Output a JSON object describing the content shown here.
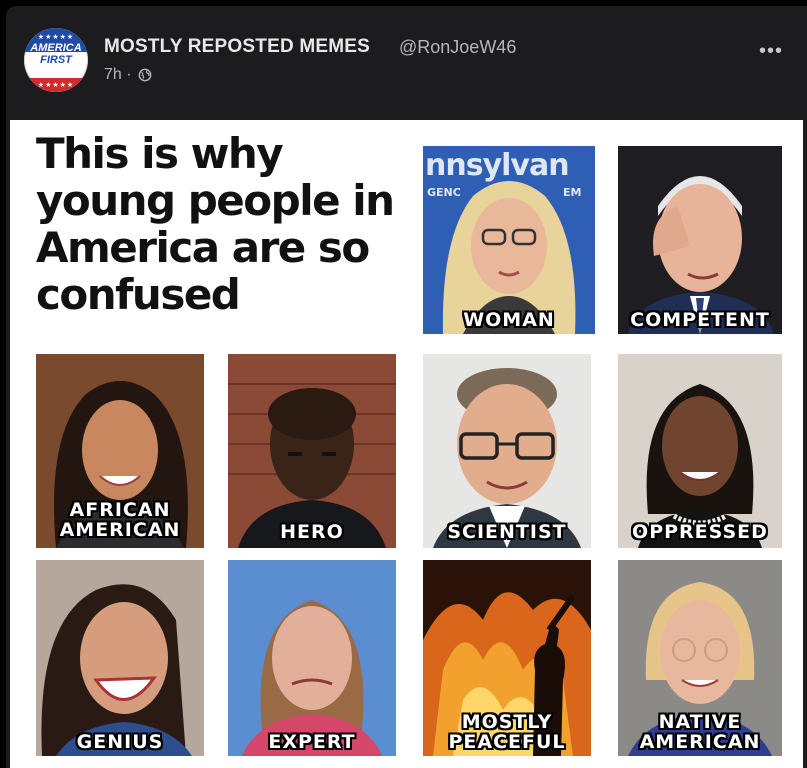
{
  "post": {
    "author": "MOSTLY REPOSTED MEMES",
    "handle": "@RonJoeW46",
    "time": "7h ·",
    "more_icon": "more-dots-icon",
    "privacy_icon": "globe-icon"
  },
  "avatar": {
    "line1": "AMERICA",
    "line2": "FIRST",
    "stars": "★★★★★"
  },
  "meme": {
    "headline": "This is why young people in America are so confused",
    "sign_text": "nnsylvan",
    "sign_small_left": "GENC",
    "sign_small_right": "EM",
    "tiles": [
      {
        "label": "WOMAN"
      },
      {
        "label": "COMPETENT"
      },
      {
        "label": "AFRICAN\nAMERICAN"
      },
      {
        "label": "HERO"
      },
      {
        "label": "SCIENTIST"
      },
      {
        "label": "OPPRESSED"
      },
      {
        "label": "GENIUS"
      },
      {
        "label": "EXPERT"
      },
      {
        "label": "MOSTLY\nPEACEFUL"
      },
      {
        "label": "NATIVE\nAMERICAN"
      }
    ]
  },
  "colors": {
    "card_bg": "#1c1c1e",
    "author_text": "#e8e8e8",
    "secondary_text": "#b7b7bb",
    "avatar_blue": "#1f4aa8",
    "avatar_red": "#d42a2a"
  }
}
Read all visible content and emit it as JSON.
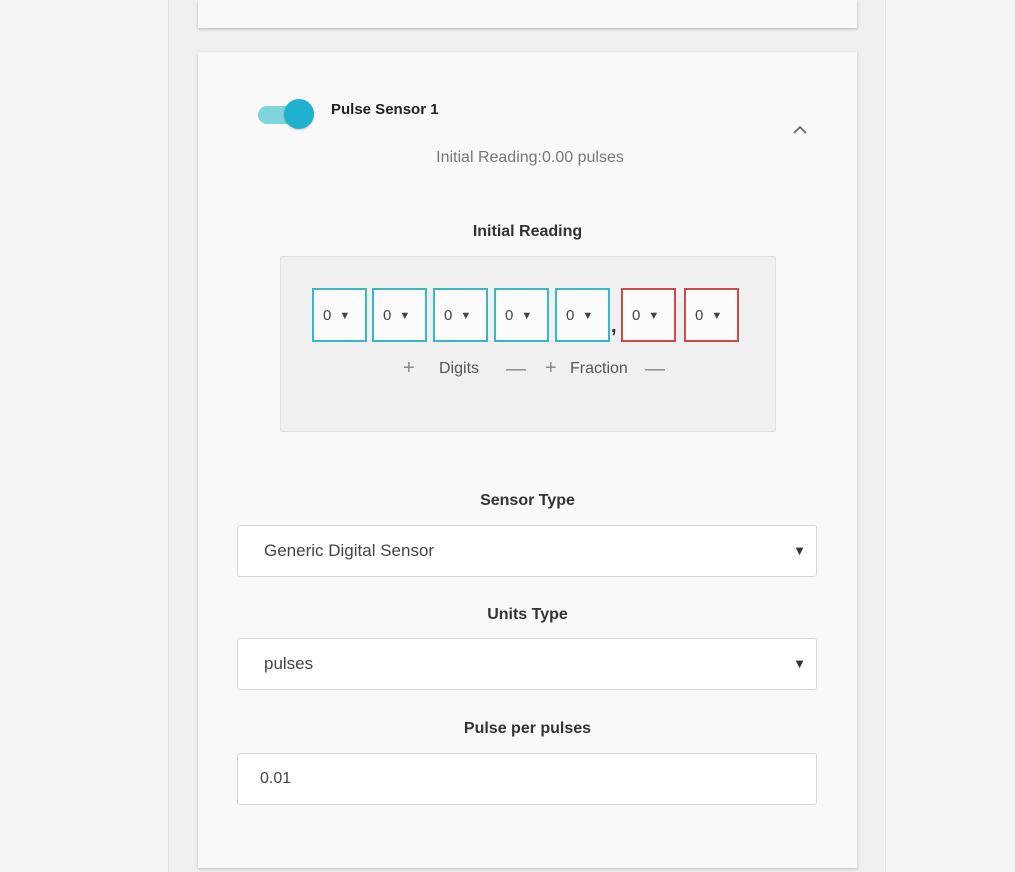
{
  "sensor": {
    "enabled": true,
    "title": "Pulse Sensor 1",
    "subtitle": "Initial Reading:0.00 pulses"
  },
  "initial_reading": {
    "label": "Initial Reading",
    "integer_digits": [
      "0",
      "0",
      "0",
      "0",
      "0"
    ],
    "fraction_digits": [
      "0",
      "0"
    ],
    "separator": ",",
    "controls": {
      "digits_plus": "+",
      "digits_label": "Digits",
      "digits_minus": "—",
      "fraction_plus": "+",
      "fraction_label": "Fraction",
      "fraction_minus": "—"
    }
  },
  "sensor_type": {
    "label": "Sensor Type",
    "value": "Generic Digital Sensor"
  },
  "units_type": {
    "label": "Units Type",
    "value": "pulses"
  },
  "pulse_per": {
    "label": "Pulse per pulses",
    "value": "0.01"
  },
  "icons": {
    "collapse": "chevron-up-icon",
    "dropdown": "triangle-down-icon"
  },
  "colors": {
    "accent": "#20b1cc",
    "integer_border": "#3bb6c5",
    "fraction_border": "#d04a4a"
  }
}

━━━━━━

Given instruction:
Give an exact reproduction of every line, leaving out any picture.

Answer for this exercise:
Output a JSON object describing the content shown here.
{
  "post": {
    "author": "MOSTLY REPOSTED MEMES",
    "handle": "@RonJoeW46",
    "time": "7h ·",
    "more_icon": "more-dots-icon",
    "privacy_icon": "globe-icon"
  },
  "avatar": {
    "line1": "AMERICA",
    "line2": "FIRST",
    "stars": "★★★★★"
  },
  "meme": {
    "headline": "This is why young people in America are so confused",
    "sign_text": "nnsylvan",
    "sign_small_left": "GENC",
    "sign_small_right": "EM",
    "tiles": [
      {
        "label": "WOMAN"
      },
      {
        "label": "COMPETENT"
      },
      {
        "label": "AFRICAN\nAMERICAN"
      },
      {
        "label": "HERO"
      },
      {
        "label": "SCIENTIST"
      },
      {
        "label": "OPPRESSED"
      },
      {
        "label": "GENIUS"
      },
      {
        "label": "EXPERT"
      },
      {
        "label": "MOSTLY\nPEACEFUL"
      },
      {
        "label": "NATIVE\nAMERICAN"
      }
    ]
  },
  "colors": {
    "card_bg": "#1c1c1e",
    "author_text": "#e8e8e8",
    "secondary_text": "#b7b7bb",
    "avatar_blue": "#1f4aa8",
    "avatar_red": "#d42a2a"
  }
}
Read all visible content and emit it as JSON.
{
  "sensor": {
    "enabled": true,
    "title": "Pulse Sensor 1",
    "subtitle": "Initial Reading:0.00 pulses"
  },
  "initial_reading": {
    "label": "Initial Reading",
    "integer_digits": [
      "0",
      "0",
      "0",
      "0",
      "0"
    ],
    "fraction_digits": [
      "0",
      "0"
    ],
    "separator": ",",
    "controls": {
      "digits_plus": "+",
      "digits_label": "Digits",
      "digits_minus": "—",
      "fraction_plus": "+",
      "fraction_label": "Fraction",
      "fraction_minus": "—"
    }
  },
  "sensor_type": {
    "label": "Sensor Type",
    "value": "Generic Digital Sensor"
  },
  "units_type": {
    "label": "Units Type",
    "value": "pulses"
  },
  "pulse_per": {
    "label": "Pulse per pulses",
    "value": "0.01"
  },
  "icons": {
    "collapse": "chevron-up-icon",
    "dropdown": "triangle-down-icon"
  },
  "colors": {
    "accent": "#20b1cc",
    "integer_border": "#3bb6c5",
    "fraction_border": "#d04a4a"
  }
}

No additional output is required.